> _WHAT THE TASK ASKS_
Scan the listing below and copy every line holding "bathymetry".

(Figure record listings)
----------
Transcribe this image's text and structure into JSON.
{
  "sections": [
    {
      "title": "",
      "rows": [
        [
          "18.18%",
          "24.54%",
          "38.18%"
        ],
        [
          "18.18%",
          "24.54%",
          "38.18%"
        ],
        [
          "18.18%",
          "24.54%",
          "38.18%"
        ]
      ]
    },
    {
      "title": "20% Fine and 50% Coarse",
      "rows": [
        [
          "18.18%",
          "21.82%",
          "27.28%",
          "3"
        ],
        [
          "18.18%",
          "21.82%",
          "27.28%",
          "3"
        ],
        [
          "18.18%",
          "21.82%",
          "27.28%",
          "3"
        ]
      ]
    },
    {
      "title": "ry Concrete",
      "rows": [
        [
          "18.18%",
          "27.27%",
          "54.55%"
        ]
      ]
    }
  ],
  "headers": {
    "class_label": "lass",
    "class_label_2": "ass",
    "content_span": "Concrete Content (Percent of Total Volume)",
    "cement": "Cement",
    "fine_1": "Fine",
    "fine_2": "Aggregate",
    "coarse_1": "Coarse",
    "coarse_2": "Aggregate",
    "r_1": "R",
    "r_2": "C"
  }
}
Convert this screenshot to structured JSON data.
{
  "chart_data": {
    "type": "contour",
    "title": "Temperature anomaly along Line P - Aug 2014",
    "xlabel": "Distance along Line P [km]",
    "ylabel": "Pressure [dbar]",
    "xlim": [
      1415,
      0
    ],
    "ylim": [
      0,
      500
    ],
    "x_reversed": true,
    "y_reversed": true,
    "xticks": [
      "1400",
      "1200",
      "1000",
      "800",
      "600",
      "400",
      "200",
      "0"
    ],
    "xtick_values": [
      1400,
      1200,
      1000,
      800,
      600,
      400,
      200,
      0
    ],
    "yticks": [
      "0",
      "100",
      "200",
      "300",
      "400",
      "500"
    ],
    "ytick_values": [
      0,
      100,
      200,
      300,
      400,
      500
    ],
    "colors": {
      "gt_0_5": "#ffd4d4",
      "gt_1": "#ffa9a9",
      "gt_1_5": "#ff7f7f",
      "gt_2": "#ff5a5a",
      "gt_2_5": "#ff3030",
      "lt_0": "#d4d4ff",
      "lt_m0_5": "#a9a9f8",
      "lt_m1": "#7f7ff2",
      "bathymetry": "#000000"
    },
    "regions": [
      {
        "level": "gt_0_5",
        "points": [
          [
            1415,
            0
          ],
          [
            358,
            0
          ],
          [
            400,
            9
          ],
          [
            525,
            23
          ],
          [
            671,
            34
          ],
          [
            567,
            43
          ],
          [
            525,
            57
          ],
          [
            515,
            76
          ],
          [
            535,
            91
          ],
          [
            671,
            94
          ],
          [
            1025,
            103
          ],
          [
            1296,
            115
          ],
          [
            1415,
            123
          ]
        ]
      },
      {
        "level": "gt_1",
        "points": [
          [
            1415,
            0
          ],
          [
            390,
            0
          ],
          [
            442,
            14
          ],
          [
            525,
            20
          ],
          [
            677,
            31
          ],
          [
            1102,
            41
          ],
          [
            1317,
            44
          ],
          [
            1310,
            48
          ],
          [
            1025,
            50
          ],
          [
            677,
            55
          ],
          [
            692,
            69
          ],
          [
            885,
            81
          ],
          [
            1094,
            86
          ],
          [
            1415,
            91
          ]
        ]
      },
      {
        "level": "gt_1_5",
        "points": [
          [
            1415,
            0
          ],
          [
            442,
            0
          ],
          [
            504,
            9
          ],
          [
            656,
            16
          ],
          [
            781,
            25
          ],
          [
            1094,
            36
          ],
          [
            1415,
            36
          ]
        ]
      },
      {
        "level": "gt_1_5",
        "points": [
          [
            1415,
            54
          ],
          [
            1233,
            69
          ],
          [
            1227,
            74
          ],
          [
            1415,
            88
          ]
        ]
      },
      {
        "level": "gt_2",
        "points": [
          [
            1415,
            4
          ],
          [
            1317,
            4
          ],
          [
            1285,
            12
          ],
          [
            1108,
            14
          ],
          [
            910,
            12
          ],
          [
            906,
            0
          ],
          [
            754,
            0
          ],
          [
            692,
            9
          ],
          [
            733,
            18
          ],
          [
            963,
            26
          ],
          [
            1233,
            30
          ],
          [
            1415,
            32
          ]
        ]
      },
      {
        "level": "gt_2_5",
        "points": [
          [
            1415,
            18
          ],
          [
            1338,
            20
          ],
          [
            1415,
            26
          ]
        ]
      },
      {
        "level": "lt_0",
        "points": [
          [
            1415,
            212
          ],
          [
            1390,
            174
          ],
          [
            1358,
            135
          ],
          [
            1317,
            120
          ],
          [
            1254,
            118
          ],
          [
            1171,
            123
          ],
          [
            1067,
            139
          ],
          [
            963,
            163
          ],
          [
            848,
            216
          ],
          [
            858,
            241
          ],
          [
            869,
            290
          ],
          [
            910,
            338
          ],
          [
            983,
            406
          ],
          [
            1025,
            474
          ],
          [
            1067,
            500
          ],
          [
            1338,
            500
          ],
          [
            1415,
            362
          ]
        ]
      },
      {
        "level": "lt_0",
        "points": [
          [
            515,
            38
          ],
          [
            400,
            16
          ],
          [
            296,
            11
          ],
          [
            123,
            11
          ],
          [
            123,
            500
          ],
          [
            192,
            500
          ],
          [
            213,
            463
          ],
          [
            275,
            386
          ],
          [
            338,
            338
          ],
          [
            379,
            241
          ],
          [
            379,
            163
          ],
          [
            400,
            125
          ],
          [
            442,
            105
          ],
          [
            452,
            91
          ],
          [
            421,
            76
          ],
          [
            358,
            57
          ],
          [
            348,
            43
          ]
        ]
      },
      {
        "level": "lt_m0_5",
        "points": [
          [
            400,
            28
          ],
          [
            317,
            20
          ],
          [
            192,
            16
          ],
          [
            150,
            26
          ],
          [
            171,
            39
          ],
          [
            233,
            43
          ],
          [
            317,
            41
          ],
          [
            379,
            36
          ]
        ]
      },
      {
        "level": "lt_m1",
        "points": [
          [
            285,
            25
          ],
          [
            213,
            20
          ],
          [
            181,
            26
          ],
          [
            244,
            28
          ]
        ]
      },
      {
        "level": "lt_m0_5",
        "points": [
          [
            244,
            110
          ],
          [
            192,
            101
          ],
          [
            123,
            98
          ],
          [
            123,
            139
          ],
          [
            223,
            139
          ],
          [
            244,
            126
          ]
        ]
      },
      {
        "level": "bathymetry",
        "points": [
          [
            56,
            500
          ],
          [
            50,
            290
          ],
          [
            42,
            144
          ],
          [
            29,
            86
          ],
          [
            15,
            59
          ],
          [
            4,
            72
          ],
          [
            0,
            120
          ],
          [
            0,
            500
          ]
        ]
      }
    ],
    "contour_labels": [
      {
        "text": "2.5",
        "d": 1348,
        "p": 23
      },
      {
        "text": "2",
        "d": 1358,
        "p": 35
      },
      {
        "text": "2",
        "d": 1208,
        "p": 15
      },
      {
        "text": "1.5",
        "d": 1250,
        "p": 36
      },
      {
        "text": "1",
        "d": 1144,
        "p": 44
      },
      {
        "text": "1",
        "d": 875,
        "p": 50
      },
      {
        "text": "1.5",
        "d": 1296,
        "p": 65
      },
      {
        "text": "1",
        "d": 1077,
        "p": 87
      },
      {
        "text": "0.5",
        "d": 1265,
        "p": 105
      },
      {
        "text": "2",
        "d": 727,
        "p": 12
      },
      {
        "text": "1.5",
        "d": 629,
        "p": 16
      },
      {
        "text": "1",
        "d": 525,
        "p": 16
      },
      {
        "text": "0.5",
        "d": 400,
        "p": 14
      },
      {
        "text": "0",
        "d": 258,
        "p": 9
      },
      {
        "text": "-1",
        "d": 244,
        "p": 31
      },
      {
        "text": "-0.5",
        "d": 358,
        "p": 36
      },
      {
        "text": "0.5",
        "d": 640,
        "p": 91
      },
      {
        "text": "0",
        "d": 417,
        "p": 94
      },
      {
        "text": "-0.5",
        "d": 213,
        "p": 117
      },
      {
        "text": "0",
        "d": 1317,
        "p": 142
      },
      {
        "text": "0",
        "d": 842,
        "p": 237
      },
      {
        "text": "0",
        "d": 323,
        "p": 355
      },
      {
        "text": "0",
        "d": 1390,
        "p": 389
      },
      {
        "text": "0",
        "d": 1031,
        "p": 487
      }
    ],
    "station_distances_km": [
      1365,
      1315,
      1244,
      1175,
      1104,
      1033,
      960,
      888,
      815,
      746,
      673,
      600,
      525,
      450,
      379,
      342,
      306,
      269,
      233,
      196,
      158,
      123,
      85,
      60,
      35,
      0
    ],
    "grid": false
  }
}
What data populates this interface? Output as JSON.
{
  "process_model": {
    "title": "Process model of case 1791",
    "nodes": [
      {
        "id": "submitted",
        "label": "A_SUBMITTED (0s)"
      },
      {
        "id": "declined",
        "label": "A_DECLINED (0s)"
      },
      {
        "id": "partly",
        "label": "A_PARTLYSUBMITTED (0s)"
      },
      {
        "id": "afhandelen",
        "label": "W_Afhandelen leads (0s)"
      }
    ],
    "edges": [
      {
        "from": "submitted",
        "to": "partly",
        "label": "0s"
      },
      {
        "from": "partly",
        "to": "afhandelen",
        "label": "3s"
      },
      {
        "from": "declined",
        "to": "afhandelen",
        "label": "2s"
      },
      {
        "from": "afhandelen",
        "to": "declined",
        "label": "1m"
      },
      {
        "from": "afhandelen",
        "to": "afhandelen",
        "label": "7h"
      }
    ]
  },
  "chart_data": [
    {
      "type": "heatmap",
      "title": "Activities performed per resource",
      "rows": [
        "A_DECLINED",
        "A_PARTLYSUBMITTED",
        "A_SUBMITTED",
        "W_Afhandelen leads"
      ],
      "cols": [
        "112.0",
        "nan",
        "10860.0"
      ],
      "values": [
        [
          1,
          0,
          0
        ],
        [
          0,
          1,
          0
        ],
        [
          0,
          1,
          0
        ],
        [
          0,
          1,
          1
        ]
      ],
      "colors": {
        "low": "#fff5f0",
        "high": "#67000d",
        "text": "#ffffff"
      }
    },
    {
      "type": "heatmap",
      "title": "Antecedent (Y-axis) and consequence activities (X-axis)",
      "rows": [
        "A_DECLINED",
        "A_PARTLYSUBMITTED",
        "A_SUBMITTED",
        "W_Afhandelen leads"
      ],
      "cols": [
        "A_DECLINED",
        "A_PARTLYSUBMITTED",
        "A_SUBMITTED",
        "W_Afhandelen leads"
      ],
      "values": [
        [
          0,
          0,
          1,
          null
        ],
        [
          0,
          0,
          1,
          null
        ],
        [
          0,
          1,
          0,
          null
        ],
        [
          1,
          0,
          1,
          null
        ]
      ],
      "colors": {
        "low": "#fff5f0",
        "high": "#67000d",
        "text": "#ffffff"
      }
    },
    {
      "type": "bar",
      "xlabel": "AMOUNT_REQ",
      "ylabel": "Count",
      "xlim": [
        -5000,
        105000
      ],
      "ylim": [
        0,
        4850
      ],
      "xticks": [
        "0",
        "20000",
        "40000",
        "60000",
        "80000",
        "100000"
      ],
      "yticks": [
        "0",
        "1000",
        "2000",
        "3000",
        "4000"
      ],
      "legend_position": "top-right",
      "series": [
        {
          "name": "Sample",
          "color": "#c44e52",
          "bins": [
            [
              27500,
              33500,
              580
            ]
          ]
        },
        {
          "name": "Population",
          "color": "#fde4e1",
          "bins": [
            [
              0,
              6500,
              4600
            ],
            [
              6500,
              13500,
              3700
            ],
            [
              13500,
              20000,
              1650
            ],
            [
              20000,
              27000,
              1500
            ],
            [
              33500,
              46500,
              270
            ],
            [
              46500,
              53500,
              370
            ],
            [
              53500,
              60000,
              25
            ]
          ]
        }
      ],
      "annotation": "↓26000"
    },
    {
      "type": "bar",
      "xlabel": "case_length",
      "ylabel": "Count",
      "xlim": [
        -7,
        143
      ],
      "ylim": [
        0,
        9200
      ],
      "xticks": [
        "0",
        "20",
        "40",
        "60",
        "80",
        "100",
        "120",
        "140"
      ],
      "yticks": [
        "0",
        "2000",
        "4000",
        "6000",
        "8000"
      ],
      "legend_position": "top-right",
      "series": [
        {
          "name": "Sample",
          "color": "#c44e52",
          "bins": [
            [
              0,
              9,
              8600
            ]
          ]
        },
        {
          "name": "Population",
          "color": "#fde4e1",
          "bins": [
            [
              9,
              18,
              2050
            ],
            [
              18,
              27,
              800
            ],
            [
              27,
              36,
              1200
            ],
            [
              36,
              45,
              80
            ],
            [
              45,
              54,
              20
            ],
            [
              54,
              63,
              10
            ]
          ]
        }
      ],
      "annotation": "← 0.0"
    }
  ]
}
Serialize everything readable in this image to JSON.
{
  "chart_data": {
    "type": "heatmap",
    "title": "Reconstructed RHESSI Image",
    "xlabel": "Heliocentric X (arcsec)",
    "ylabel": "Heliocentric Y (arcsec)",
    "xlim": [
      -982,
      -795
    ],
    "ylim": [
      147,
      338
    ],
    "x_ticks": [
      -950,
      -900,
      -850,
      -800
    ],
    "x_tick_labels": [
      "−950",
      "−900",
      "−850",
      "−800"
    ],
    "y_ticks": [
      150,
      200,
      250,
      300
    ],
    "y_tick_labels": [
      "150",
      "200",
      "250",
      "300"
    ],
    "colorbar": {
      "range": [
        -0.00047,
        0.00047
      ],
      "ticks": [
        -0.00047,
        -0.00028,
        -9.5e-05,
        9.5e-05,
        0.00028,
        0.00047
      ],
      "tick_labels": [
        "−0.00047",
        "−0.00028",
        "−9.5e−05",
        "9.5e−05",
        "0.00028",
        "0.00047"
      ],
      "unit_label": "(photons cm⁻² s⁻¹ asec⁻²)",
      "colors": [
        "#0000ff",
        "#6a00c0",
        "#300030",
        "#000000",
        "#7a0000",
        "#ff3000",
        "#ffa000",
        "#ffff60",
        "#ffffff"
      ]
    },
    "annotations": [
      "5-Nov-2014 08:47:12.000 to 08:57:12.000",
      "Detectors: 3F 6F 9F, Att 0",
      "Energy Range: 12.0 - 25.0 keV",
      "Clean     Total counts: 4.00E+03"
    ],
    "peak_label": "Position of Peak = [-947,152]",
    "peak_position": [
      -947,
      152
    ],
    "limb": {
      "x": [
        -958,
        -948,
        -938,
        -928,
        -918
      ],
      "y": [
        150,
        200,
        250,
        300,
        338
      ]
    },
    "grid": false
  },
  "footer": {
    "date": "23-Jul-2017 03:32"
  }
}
----------
> _SOLUTION FOR THIS EXERCISE_
      "bathymetry": "#000000"
        "level": "bathymetry",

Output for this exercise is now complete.